[TO DO]: Report every line below that holds the word "xlabel".

[GIVEN INFORMATION]:

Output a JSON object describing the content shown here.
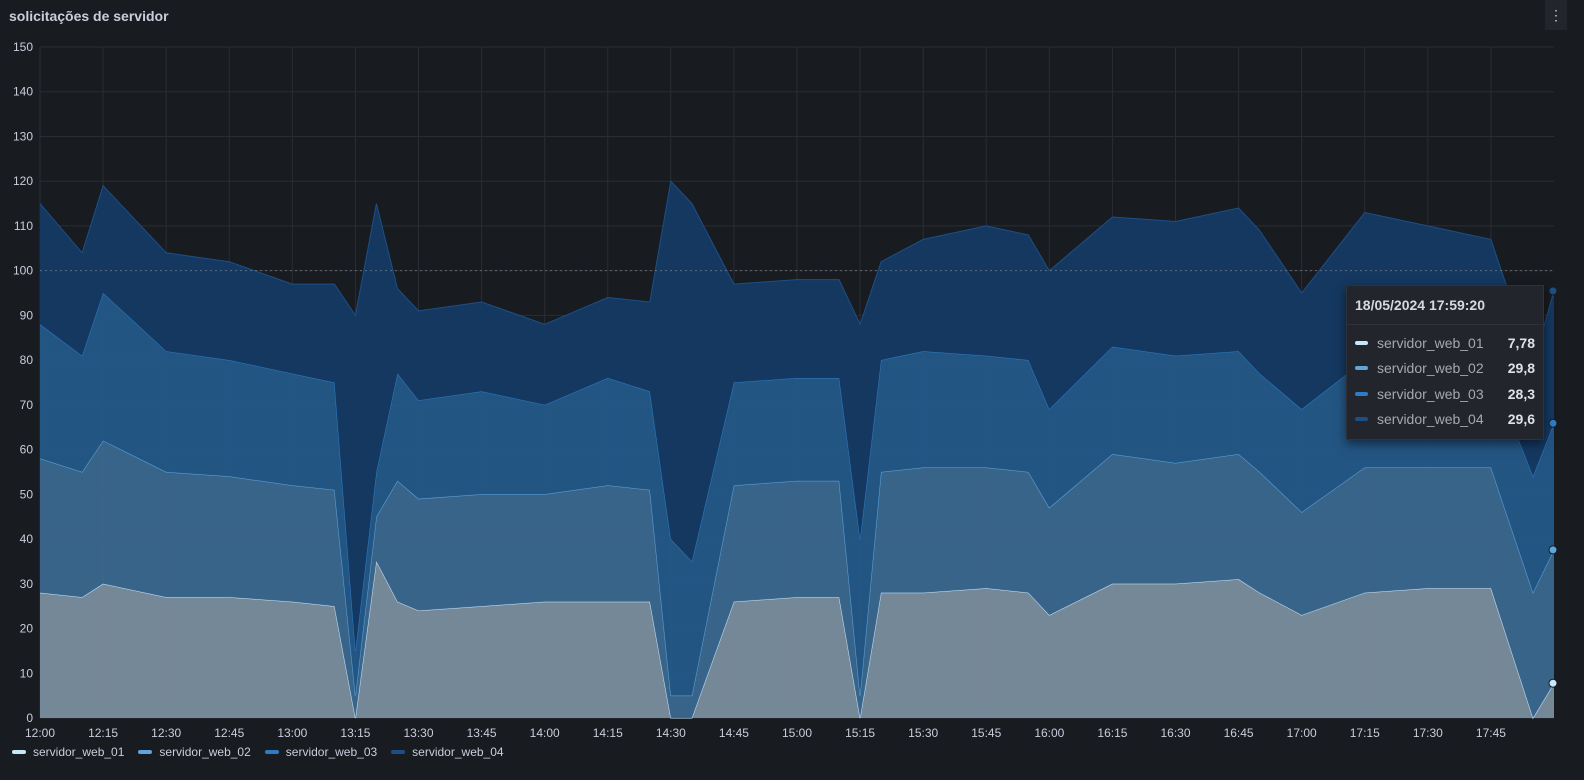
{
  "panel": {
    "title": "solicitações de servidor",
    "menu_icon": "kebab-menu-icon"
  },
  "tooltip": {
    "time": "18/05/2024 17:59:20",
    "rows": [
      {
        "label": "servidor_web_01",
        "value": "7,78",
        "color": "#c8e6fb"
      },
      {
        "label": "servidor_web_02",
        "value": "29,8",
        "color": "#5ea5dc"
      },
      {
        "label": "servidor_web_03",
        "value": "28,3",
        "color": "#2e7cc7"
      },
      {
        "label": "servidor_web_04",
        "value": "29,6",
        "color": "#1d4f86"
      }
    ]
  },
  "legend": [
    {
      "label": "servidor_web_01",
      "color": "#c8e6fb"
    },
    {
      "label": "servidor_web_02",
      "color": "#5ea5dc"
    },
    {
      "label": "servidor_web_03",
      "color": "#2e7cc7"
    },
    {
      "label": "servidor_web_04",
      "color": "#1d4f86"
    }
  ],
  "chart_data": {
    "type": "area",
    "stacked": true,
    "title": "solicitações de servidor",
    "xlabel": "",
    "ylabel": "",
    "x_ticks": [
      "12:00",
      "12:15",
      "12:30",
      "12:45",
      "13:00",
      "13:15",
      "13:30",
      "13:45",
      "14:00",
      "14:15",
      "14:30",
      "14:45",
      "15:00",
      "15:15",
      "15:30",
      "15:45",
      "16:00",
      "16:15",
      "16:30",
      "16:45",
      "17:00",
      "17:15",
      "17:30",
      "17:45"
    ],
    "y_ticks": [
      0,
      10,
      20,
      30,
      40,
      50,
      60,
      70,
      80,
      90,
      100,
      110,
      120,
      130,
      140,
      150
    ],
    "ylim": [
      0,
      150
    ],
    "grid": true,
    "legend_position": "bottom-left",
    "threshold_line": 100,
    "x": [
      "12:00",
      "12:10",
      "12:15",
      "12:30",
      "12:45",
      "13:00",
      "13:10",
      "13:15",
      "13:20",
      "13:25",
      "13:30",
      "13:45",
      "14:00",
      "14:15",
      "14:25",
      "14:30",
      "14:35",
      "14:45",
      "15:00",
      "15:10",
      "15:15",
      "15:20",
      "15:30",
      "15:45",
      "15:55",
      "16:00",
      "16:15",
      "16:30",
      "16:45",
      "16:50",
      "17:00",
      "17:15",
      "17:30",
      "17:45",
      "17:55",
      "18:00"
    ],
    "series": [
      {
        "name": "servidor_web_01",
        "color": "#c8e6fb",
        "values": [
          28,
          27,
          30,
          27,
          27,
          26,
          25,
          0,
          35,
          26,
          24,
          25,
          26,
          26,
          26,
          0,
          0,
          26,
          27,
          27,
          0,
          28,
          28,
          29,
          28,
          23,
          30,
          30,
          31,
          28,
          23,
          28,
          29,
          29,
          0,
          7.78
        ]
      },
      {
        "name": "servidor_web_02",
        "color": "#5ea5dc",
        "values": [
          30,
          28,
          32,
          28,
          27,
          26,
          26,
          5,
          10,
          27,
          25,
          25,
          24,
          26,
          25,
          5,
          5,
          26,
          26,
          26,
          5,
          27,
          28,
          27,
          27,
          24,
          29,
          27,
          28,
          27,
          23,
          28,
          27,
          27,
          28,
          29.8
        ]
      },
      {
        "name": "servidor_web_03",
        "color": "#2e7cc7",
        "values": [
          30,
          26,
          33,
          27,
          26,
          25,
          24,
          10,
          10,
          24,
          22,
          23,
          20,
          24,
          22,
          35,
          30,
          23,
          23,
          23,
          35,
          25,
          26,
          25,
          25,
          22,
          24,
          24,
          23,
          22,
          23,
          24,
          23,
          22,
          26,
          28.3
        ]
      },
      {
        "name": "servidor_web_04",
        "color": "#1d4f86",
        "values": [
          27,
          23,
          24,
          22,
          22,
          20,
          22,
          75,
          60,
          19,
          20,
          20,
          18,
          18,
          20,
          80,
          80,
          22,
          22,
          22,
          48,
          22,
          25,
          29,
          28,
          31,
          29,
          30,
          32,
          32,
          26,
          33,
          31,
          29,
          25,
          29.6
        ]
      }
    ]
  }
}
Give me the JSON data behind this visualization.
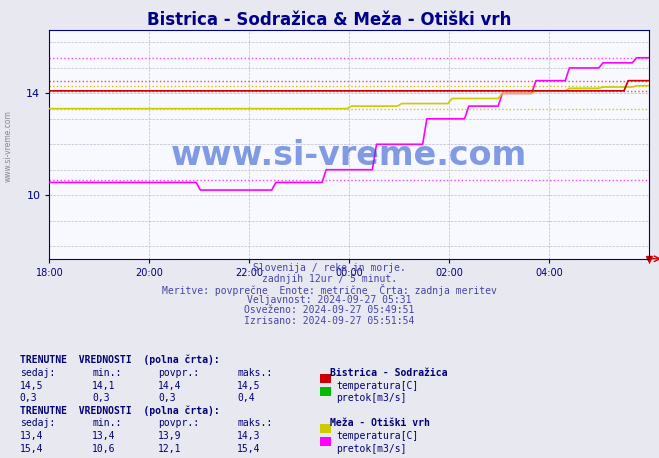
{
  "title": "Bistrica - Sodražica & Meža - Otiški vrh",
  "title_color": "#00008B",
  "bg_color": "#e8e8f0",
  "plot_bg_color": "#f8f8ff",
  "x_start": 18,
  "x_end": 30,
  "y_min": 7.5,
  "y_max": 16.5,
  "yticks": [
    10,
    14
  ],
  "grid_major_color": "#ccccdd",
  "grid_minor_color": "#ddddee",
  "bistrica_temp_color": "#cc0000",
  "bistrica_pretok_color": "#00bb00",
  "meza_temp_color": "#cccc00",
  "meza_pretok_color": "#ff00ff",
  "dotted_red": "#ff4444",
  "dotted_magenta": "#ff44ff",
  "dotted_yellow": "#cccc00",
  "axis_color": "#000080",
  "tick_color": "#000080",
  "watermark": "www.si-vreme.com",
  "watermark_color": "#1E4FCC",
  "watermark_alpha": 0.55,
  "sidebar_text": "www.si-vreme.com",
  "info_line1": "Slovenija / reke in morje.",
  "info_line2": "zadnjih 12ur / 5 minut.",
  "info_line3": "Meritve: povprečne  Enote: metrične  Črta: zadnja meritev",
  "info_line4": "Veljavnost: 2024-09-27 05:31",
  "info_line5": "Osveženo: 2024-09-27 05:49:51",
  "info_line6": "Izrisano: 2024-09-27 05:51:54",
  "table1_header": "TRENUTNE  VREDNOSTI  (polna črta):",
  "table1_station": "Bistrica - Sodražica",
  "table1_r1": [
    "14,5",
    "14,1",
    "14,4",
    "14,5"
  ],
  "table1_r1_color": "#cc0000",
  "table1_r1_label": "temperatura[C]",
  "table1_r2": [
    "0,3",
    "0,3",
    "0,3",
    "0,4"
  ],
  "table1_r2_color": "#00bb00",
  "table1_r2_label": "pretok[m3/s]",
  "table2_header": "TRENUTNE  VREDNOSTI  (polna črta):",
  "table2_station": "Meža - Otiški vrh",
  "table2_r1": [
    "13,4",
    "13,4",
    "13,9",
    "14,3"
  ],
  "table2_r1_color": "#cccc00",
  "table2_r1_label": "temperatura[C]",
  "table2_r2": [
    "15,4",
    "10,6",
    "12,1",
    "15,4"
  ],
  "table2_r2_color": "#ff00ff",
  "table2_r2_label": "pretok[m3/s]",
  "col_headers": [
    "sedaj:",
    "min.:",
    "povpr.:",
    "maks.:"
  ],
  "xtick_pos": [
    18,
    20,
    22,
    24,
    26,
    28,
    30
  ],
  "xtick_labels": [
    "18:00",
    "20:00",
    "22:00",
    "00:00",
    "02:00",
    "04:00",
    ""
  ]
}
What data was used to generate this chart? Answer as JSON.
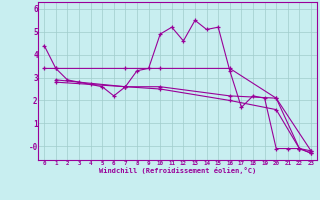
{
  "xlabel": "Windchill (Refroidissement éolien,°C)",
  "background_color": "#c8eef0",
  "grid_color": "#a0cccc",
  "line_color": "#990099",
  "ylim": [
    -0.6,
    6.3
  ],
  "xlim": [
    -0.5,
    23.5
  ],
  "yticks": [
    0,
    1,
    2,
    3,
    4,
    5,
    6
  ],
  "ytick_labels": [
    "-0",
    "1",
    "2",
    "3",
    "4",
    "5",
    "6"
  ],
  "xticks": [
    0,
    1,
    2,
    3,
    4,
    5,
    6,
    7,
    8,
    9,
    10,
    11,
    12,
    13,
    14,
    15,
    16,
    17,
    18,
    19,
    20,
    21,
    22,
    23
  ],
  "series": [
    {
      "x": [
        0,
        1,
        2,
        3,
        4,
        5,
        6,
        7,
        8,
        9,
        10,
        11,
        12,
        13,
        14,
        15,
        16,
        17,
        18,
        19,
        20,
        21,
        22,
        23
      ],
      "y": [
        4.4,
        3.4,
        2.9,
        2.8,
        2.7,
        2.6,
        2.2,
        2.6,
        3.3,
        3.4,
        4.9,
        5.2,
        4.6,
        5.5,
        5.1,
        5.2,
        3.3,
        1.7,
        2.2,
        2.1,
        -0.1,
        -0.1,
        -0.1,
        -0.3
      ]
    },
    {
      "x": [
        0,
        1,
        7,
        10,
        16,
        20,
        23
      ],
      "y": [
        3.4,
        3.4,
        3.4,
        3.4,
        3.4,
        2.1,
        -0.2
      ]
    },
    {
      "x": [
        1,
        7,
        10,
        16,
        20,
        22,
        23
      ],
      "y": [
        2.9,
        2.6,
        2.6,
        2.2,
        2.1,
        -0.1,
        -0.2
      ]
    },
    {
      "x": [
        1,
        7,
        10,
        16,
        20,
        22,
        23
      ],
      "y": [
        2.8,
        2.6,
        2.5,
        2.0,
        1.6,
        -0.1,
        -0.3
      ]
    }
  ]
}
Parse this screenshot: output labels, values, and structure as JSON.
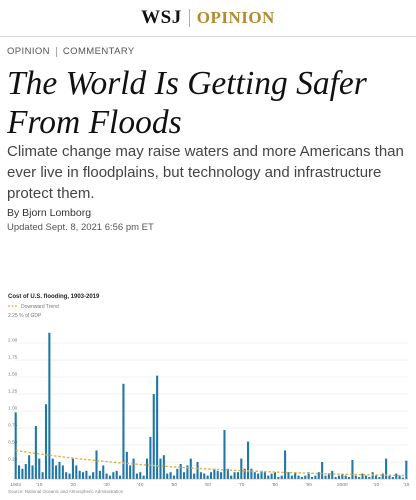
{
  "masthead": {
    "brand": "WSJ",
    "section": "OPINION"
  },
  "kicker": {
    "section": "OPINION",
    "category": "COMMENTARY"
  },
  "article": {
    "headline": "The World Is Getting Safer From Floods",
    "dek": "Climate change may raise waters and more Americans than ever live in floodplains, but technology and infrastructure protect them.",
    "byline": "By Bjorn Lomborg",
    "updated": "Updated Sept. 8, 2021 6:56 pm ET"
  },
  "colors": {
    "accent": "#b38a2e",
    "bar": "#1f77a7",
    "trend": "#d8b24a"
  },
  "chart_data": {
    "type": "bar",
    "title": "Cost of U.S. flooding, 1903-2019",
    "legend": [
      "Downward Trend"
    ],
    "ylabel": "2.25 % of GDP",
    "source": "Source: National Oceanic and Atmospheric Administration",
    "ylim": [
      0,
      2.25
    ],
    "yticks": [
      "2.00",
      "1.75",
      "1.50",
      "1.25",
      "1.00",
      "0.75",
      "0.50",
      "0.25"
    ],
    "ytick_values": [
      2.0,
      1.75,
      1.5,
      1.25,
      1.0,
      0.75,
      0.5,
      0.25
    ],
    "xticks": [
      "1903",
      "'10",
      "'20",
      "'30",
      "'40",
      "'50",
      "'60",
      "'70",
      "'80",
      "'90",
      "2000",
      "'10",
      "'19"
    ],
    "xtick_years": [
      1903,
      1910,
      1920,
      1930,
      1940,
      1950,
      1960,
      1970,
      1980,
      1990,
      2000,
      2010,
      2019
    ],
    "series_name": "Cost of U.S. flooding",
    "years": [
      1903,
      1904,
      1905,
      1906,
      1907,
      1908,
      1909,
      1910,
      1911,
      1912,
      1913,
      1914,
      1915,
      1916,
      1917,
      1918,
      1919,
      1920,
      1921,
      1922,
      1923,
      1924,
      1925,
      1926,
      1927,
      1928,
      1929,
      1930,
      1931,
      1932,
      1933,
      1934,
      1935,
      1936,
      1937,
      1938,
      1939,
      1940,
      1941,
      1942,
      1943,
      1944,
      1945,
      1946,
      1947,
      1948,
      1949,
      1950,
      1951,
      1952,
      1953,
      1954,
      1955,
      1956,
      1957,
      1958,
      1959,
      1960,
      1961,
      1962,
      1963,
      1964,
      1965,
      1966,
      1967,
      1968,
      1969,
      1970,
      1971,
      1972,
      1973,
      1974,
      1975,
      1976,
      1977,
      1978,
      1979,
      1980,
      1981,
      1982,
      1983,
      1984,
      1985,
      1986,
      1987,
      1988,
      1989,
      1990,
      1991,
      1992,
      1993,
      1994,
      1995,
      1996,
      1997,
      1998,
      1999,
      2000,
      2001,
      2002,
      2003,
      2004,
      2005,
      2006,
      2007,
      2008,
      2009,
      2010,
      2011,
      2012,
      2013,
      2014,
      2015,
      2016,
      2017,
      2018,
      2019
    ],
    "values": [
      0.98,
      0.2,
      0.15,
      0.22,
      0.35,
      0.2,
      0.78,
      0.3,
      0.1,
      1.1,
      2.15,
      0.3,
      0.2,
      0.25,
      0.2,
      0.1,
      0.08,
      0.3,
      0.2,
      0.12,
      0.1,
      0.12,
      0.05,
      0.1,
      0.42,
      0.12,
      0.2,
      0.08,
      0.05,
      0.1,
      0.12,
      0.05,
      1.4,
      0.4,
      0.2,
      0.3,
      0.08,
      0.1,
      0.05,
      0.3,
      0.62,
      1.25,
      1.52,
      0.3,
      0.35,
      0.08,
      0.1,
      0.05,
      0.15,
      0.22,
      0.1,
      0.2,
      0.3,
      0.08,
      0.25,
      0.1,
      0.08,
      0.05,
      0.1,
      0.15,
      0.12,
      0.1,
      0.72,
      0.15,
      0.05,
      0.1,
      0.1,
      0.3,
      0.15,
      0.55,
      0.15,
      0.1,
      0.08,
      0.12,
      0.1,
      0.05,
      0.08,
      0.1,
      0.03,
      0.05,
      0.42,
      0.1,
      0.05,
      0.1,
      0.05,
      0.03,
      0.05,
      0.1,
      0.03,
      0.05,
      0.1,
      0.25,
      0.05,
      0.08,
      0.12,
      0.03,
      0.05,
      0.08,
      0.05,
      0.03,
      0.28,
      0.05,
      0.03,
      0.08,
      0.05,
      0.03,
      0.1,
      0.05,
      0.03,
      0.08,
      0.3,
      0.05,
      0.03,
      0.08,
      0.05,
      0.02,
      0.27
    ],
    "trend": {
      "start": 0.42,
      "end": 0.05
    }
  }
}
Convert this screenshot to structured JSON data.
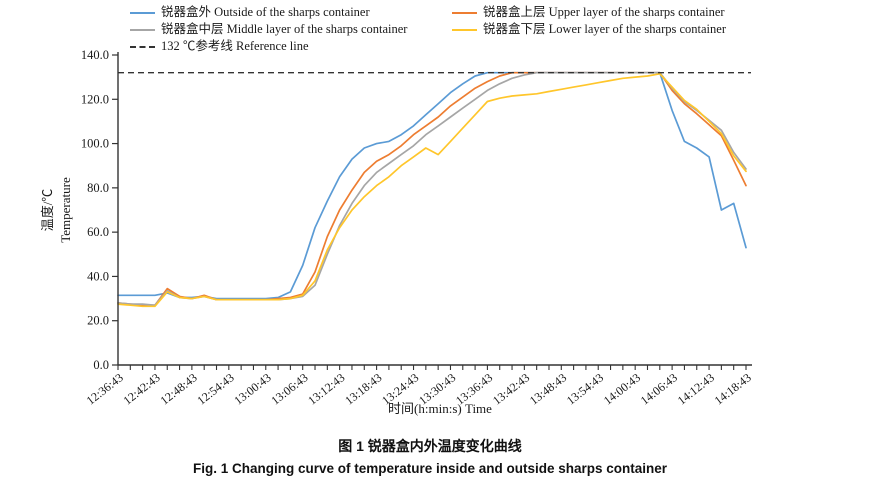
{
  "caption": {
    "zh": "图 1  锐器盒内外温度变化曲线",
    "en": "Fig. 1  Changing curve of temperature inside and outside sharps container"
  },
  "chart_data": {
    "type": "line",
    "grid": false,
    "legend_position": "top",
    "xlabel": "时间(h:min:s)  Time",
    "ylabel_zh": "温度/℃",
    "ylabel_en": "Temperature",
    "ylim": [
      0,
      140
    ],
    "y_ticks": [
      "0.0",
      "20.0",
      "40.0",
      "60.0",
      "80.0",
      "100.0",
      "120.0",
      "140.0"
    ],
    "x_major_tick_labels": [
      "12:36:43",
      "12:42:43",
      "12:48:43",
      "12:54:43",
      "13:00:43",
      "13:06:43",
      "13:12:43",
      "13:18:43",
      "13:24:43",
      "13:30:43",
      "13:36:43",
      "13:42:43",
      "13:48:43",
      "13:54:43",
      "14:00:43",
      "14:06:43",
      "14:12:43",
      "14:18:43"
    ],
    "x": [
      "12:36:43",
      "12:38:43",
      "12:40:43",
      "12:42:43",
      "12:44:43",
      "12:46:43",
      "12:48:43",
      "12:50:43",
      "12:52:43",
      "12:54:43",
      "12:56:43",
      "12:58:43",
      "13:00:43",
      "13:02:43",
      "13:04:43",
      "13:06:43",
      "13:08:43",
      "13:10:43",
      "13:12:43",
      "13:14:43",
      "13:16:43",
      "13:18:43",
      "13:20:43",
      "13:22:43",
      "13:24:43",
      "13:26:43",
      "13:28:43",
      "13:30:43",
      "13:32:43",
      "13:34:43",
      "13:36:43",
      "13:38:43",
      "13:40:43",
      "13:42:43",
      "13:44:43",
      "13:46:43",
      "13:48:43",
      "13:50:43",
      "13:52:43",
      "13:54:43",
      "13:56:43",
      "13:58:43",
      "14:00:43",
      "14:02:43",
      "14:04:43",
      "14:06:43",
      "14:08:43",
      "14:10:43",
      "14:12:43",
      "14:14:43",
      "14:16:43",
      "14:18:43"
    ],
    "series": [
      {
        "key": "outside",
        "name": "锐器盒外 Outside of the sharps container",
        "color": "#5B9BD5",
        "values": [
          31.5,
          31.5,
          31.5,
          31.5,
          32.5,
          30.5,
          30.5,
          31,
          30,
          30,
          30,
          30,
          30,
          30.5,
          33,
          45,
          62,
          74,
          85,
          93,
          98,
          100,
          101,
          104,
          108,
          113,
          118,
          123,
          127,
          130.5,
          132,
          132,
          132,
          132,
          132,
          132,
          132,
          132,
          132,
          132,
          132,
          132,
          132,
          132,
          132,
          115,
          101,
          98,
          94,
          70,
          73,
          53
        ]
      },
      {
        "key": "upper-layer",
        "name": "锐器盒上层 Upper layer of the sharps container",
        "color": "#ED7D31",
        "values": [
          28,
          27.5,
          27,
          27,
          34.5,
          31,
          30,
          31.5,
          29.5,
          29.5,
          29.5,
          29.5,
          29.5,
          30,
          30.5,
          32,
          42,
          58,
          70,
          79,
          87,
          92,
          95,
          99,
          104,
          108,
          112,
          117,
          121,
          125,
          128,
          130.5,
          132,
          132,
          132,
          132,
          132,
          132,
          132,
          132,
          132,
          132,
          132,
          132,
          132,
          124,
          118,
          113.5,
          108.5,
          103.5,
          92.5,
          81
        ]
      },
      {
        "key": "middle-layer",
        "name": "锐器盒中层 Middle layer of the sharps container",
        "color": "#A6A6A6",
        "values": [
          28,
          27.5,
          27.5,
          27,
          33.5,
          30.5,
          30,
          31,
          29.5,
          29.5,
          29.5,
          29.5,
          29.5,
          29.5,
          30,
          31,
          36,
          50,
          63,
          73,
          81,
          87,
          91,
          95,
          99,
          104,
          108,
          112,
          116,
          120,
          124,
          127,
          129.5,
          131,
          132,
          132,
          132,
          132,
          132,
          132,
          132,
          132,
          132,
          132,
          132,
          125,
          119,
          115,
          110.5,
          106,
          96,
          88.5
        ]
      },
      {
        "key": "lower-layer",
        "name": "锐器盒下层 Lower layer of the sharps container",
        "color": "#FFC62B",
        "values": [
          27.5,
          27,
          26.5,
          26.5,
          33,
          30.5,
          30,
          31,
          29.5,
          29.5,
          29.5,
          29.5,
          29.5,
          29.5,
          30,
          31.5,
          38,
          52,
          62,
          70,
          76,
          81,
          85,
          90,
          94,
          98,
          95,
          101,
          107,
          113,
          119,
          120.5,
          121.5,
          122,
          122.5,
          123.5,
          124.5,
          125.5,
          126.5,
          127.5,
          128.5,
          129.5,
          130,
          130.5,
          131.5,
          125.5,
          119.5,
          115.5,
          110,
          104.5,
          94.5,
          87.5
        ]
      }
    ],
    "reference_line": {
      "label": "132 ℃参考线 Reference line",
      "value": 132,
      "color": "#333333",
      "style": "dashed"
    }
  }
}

[SOLVED PROBLEM]:
    "xlabel": "",
  "xlabel": "Windchill (Refroidissement éolien,°C)",
    "xlabel": "时间(h:min:s)  Time",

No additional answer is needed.